§ Exercise
Identify and reproduce every line holding the string "text".

┌──

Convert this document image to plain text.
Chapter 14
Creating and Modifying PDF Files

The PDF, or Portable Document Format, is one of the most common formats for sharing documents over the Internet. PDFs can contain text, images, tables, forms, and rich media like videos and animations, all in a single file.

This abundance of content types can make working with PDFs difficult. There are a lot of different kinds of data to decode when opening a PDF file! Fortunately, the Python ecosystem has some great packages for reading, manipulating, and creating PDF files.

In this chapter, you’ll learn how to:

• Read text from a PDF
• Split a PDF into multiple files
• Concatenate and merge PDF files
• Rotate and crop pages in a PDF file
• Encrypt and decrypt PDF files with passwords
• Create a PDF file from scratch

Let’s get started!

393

└──

§ Result of this exercise
Convert this document image to plain text.
The PDF, or Portable Document Format, is one of the most common formats for sharing documents over the Internet. PDFs can contain text, images, tables, forms, and rich media like videos and animations, all in a single file.
• Read text from a PDF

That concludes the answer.